# DATASET RECORDS
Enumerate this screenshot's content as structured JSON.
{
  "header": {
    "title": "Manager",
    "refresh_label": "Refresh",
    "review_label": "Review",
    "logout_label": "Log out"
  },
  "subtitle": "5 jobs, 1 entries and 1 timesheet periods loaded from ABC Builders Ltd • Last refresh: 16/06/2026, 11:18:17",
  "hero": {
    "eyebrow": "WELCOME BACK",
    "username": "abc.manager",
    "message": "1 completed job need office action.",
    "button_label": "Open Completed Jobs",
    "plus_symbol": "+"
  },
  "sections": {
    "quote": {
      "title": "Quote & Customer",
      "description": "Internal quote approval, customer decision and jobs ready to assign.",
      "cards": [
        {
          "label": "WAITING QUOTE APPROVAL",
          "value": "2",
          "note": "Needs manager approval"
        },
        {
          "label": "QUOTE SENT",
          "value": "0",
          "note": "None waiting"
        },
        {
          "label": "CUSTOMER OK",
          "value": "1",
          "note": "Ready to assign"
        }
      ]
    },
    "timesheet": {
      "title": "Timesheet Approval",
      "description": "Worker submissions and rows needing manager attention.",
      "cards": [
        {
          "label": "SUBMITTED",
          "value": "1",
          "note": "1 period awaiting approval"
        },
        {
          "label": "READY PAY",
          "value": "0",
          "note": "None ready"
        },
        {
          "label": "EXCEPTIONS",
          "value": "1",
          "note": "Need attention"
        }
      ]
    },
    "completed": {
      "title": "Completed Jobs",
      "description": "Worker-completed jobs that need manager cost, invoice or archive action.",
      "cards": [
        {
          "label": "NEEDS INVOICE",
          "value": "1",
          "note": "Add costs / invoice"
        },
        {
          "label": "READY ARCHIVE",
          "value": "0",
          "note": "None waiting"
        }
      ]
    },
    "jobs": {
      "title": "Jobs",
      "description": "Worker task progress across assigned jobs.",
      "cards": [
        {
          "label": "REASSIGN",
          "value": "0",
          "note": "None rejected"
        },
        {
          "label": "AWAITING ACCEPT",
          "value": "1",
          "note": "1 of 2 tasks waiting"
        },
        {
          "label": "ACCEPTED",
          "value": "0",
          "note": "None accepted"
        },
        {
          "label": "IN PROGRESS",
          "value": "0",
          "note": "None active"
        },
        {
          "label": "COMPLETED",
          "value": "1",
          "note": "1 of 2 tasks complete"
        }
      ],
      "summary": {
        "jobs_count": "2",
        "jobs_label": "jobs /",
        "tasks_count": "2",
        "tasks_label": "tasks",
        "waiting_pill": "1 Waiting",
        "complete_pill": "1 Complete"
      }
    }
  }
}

# WORK TO COMPLETE
Reply with nothing except the number of lines in the listing above that include the string "Worker".

# REPLY TO THE EXERCISE
3